Textauszug |
Zeroone, so heißt sein Unternehmen, und im East-Tower des Hilton-Hotels in der Spielerstadt in Nevada teilt sich der Vier-Mann-Betrieb eine teure Hotelsuite mit zwei anderen Unternehmen. Wenn sich Kunden aus der Elektronikindustrie finden, TV- oder Computerhersteller, Kabel-Unternehmen, dann soll es noch dieses Jahr richtig losgehen.

Zeroone hat sich einen der spannendsten Märkte ausgesucht, den die Zubehörindustrie derzeit zu bieten hat. Was heute schnöde TV-Fernbedienung ist, wird schon bald, so Gregor Bieler, Vice President Consumer Electronics Europa bei Logitech, die "Maus für das Haus". TV, Internet, Musiksammlung und Waschmaschine, alles wird per Internetadresse (IP-Adresse) verbunden und zu steuern sein - mit der Fernbedienung.

Als die Infrarot-Fernbedienung vor 40 Jahren geboren wurde, war davon keine Rede. Sie bestand aus zwei Knöpfen: Kanalwahl, laut und leise. Was waren das für goldene Zeiten! Heute bevölkern Tastenmonster mit bis zu gut und gerne 60 Knöpfen die Wohnzimmer. Trotzdem legte die Fernbedienung in den Zeiten der passiven Ich-Glotz-TV-Ära eine ungeahnte Karriere hin. Sie alleine war es, die die berühmteste TV-Persönlichkeit seit Dieter Bohlen schuf: die Couchpotato. Phlegmatischer Mediennutzer und Werbung-Wegdrücker mit dem Zappter des Konsumkönigs in der Hand. Der Schrecken aller Werbetreibenden.

Jetzt geht die Entwicklung wieder in Richtung Einfachheit. Je mehr Funktionen dazukommen, desto deutlicher wird sichtbar, dass die alte Strategie am Ende ist: immer einfach einen neuen Knopf hinzuzufügen.

Logitech setzt auf internetprogrammierte Fernsteuerungen, die mit einem Druck auf ein Displaysymbol ganze Geräteketten einschalten (Video schauen: TV-Gerät einschalten, Musikanlage und DVD-Spieler starten). Moderne Multimedia-Fernsteuerungen können schnell mehrere Hundert Euro kosten.

Apple bietet zum Beispiel mit "Remote 1.1" für iPhone und iPod touch eine kostenlose Fernbedienungssoftware. Sie steuert die Set-Top-Box Apple TV und lässt per Fingerwisch in Musik- und Videosammlung blättern. Schönheitsfehler: Da die Verbindung mit Wi-Fi aufgebaut wird, sind die Akkus schnell leergesaugt. Aber niemand will seine TV-Fernbedienung jeden Nachmittag aufladen.

Vorliegendes Material |
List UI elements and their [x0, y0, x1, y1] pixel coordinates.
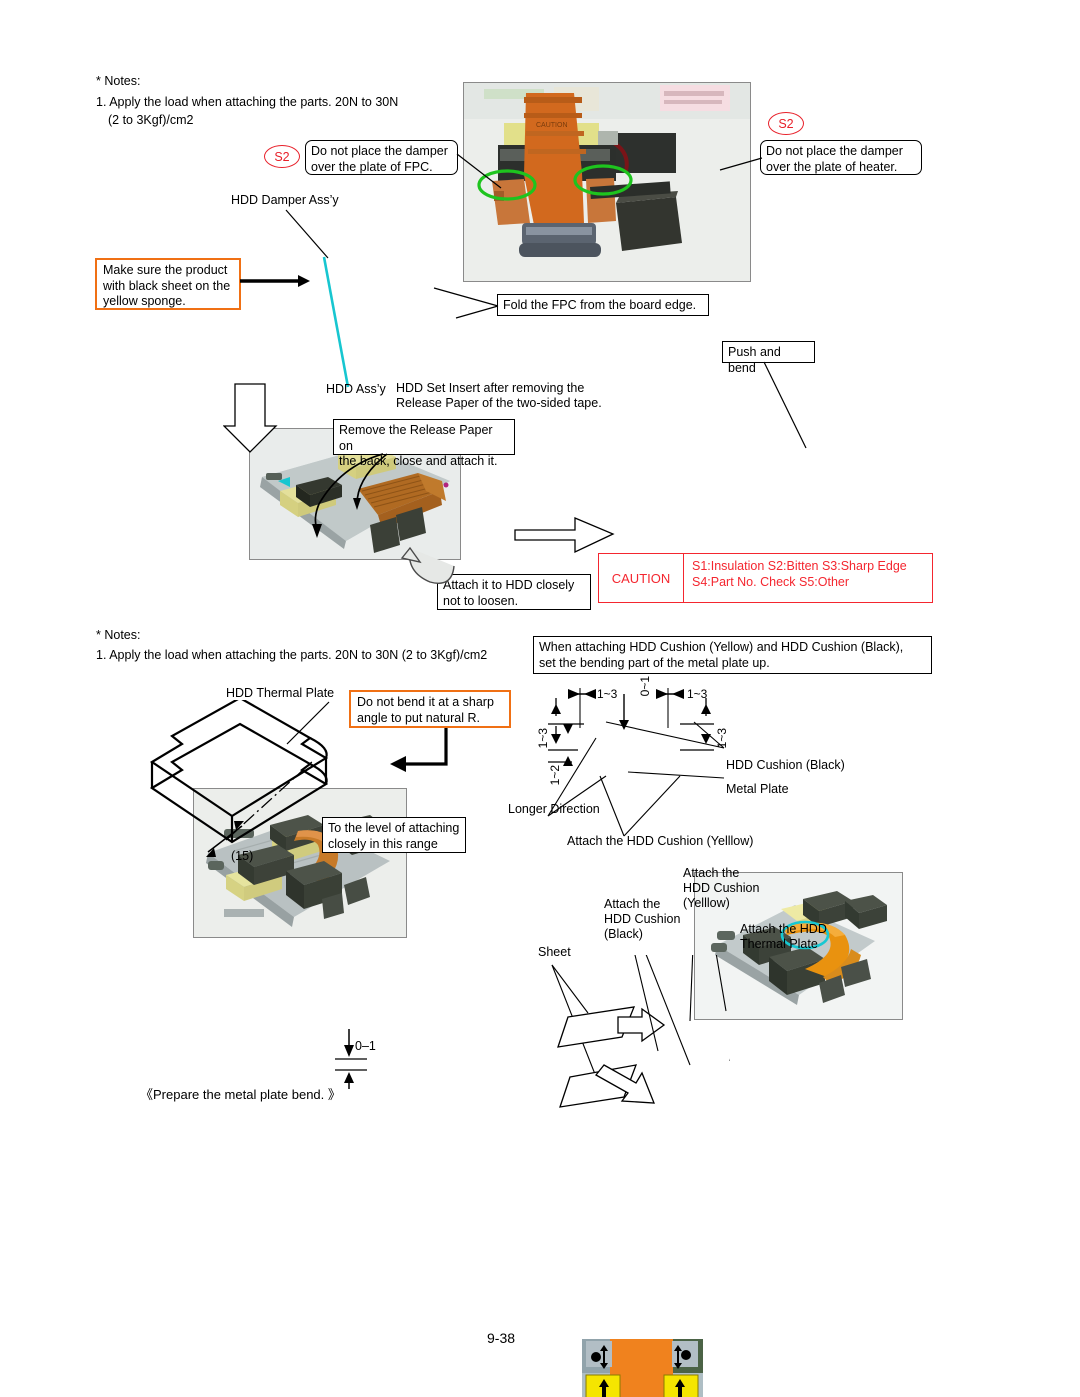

Aufgaben |
1. Gib den Textauszug über Fernbedienungen zwischen „Als die Infrarot-Fernbedienung“ und „neuen Knopf hinzuzufügen.“ einschließlich wieder. Ersetze darin „Couchpotato“ durch „Sofakartoffel“.
2. Fasse den Absatz des Textauszugs über Fernbedienungen, der mit „Apple bietet zum Beispiel“ beginnt, als Stichpunktliste mit seinen wesentlichen Angaben zusammen.

Lösungen |
1.
Als die Infrarot-Fernbedienung vor 40 Jahren geboren wurde, war davon keine Rede. Sie bestand aus zwei Knöpfen: Kanalwahl, laut und leise. Was waren das für goldene Zeiten! Heute bevölkern Tastenmonster mit bis zu gut und gerne 60 Knöpfen die Wohnzimmer. Trotzdem legte die Fernbedienung in den Zeiten der passiven Ich-Glotz-TV-Ära eine ungeahnte Karriere hin. Sie alleine war es, die die berühmteste TV-Persönlichkeit seit Dieter Bohlen schuf: die Sofakartoffel. Phlegmatischer Mediennutzer und Werbung-Wegdrücker mit dem Zappter des Konsumkönigs in der Hand. Der Schrecken aller Werbetreibenden.

Jetzt geht die Entwicklung wieder in Richtung Einfachheit. Je mehr Funktionen dazukommen, desto deutlicher wird sichtbar, dass die alte Strategie am Ende ist: immer einfach einen neuen Knopf hinzuzufügen.

2.
- Apple bietet mit „Remote 1.1“ eine kostenlose Fernbedienungssoftware für iPhone und iPod touch an.
- Die Software steuert die Set-Top-Box Apple TV.
- Per Fingerwisch lässt sich damit in Musik- und Videosammlung blättern.
- Schönheitsfehler: Die Verbindung läuft über Wi-Fi und leert die Akkus schnell.
- Niemand will seine TV-Fernbedienung jeden Nachmittag aufladen.